Home

Tornado源码分析笔记(3)

今天我们来讲讲tornado的Future和coroutine。

Future

首先什么是future?按照我的理解,Future是一个用来保存异步处理的结果和回调的一个类。tornado的Future其实是实现了跟python concurrent这个包一样的api。在concurrent这个包里面是这样用Future

import concurrent.futures

def done_callback(future):
    print("I am done")
    print(future.result())

with concurrent.futures.ThreadPoolExecutor(max_workers=1) as executor:
    future = executor.submit(pow, 323, 1235)
    future.add_done_callback(done_callback)
    print(future.done())
    

ThreadPoolExecutor在线程池中执行pow,不等函数执行完就立即返回一个future作为一个桥梁,拿到这个future后程序就可以去做其他事情了,当pow执行完之后回调用done_callback。而主线程也可以通过future来获取运行情况或者进行取消等操作。

Future的源码在concurrent.py里面,很简单,这里也就不贴出来了。在tornado中,Future的使用是通过IOLoopadd_future方法起作用的。

ioloop.py:

    def add_future(self, future, callback):

        assert is_future(future)
        callback = stack_context.wrap(callback)
        future.add_done_callback(
            lambda future: self.add_callback(callback, future))
            

我们可以看到,add_futurefuture添加了一个回调函数,当future完成的时候,也就是调用了future.set_resultfuture.set_exception后向IOLoop注册了callback函数,当IOLoop下一轮poll之前就会调用这个callback函数。下面是一个简单的使用例子,耗时任务使用另外的线程完成。

import time
import threading
import tornado.ioloop
from tornado.concurrent import Future

ioloop = tornado.ioloop.IOLoop.current()

def long_task(future, sec=5):
    print("long task start")
    time.sleep(sec)
    future.set_result("long task done in %s sec" % sec)

def after_task_done(future):
    print(future.result())

def test_future():
    future = Future()
    threading.Thread(target=long_task, args=(future,)).start()
    ioloop.add_future(future, after_task_done)

if __name__ == "__main__":
    ioloop.add_callback(test_future)
    ioloop.start()

coroutine

异步的事件驱动最令人诟病的一点就是不停的回调回调,给写程序的时候带来很大的困难。针对这个痛点,tornado利用了基于python的生成器的协程来实现用同步的方式写异步的代码的。就让我们来看一看其背后的黑魔法吧。

先从demo开始:

class GenAsyncHandler(RequestHandler):
    @gen.coroutine
    def get(self):
        http_client = AsyncHTTPClient()
        response = yield http_client.fetch("http://example.com")
        do_something_with_response(response)
        self.render("template.html")
 

get方法在gen.coroutine装饰器的下在执行异步方法时yield就可以可以将控制权还给IOLoop,当异步方法回获得结果时返回get方法,将结果赋值给response后继续执行。我们知道在一个函数中有yield的话这个函数的返回值就变成了一个生成器,当异步函数的结果到来时,必定会调用生成器的send方法将结果传入里面。我们先来看gen.coroutine

gen.py

def coroutine(func, replace_callback=True):
    return _make_coroutine_wrapper(func, replace_callback=True)

很简单,返回一个_make_coroutine_wrapper包装的函数。来看_make_coroutine_wrapper

def _make_coroutine_wrapper(func, replace_callback):
    @functools.wraps(func)
□ □ □ □ □
## [练习题]
(a) 请更新条目中从开头起、到含有“store-icon (83, 2353, 154, 2424)”的那一行为止的部分(两端都包括):把其中的“balot-logo-avatar”全部改为“balot-avatar”,其余内容保持不变,只输出这几行。
(b) 从这篇Tornado源码分析笔记停下的地方接着往下写。
□ □ □ □ □
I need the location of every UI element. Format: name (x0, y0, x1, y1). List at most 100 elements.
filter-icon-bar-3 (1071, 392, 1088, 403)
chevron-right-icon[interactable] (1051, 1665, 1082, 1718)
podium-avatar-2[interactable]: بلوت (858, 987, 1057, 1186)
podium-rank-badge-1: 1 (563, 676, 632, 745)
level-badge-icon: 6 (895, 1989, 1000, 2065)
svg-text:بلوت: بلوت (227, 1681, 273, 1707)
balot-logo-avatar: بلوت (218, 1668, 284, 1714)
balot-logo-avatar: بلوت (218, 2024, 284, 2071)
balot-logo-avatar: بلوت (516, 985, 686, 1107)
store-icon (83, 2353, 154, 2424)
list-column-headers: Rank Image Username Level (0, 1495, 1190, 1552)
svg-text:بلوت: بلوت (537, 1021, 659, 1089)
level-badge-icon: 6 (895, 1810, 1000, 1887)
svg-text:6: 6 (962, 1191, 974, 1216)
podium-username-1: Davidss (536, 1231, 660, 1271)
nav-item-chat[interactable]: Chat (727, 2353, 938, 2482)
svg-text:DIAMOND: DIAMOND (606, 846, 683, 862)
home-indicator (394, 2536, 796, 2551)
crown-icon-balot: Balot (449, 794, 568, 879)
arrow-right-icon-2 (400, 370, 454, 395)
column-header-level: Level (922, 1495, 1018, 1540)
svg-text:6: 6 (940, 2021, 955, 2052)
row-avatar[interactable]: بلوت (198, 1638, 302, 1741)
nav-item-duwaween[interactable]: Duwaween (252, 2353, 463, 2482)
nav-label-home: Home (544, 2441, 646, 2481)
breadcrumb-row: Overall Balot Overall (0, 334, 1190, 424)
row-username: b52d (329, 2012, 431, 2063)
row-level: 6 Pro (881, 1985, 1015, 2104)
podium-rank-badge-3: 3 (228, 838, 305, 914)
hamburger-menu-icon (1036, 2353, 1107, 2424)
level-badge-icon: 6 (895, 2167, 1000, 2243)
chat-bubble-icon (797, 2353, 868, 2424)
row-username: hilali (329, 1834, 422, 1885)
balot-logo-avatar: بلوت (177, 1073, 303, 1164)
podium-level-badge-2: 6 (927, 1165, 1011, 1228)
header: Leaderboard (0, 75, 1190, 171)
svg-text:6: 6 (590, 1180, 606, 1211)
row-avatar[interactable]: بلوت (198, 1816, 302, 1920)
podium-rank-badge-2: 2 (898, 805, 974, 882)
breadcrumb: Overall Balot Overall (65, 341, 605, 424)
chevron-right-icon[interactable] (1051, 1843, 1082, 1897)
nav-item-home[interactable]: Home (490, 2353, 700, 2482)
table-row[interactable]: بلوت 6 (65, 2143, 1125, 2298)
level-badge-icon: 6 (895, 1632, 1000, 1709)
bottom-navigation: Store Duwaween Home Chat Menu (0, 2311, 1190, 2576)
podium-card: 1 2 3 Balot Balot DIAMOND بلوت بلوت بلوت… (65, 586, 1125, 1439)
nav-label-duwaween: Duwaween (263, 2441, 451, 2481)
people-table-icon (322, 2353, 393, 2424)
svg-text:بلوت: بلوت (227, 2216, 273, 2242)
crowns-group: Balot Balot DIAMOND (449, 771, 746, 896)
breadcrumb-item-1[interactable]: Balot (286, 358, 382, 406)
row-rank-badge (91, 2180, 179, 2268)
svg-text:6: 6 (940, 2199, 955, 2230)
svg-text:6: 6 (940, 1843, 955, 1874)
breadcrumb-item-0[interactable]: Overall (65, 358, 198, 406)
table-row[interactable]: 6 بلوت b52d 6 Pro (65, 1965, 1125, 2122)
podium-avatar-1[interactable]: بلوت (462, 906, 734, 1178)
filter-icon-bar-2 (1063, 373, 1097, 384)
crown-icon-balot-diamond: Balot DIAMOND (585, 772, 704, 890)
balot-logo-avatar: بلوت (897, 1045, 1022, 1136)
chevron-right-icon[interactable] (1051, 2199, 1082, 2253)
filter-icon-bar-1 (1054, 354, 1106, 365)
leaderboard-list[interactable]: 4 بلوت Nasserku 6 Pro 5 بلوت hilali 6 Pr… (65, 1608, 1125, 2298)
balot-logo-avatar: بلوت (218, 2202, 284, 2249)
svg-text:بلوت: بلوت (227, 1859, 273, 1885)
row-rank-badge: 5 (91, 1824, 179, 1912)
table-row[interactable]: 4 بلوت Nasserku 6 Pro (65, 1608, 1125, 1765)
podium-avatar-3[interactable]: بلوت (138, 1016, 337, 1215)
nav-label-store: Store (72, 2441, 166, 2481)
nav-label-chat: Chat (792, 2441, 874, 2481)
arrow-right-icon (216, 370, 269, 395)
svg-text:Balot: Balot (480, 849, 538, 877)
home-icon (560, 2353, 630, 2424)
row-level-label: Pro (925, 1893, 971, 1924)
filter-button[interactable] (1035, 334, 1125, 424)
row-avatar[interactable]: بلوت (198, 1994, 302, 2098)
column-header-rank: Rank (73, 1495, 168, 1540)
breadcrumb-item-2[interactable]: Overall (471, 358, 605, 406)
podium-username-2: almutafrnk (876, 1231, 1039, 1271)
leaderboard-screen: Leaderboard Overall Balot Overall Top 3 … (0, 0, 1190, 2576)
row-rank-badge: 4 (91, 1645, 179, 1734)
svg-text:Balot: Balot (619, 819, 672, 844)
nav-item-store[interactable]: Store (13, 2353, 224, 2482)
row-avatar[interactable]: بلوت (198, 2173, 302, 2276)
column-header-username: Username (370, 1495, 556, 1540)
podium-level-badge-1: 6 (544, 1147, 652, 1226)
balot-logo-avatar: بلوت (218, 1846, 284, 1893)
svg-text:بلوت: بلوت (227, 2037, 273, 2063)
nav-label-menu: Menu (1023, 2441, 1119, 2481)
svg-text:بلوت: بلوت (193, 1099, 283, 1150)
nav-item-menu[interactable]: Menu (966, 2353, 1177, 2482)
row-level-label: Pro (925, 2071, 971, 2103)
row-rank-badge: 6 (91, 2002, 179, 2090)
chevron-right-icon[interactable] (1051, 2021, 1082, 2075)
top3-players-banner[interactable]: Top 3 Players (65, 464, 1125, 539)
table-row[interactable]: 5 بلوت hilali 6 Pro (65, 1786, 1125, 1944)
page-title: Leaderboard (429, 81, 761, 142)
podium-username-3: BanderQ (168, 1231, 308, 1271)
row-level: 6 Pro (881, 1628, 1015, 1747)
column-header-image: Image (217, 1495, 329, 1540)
□ □ □ □ □
## [习题答案]
(a)
I need the location of every UI element. Format: name (x0, y0, x1, y1). List at most 100 elements.
filter-icon-bar-3 (1071, 392, 1088, 403)
chevron-right-icon[interactable] (1051, 1665, 1082, 1718)
podium-avatar-2[interactable]: بلوت (858, 987, 1057, 1186)
podium-rank-badge-1: 1 (563, 676, 632, 745)
level-badge-icon: 6 (895, 1989, 1000, 2065)
svg-text:بلوت: بلوت (227, 1681, 273, 1707)
balot-avatar: بلوت (218, 1668, 284, 1714)
balot-avatar: بلوت (218, 2024, 284, 2071)
balot-avatar: بلوت (516, 985, 686, 1107)
store-icon (83, 2353, 154, 2424)

(b)
    def wrapper(*args, **kwargs):
        future = TracebackFuture()

		# 有callback关键词的话为callback添加一个future,future完成时执行
        if replace_callback and 'callback' in kwargs:
            callback = kwargs.pop('callback')
            IOLoop.current().add_future(
                future, lambda future: callback(future.result()))
        
        # 调用func,根据结果的不同进行不同的处理
        try:
            result = func(*args, **kwargs)
        except (Return, StopIteration) as e:
            result = getattr(e, 'value', None)
        except Exception:
            future.set_exc_info(sys.exc_info())
            return future
        else:
            if isinstance(result, types.GeneratorType):
                # Inline the first iteration of Runner.run.  This lets us
                # avoid the cost of creating a Runner when the coroutine
                # never actually yields, which in turn allows us to
                # use "optional" coroutines in critical path code without
                # performance penalty for the synchronous case.
                try:
                    orig_stack_contexts = stack_context._state.contexts
                    
                    # 若result是一个生成器,则会调用一次next,在根据结果进行不同处理
                    yielded = next(result)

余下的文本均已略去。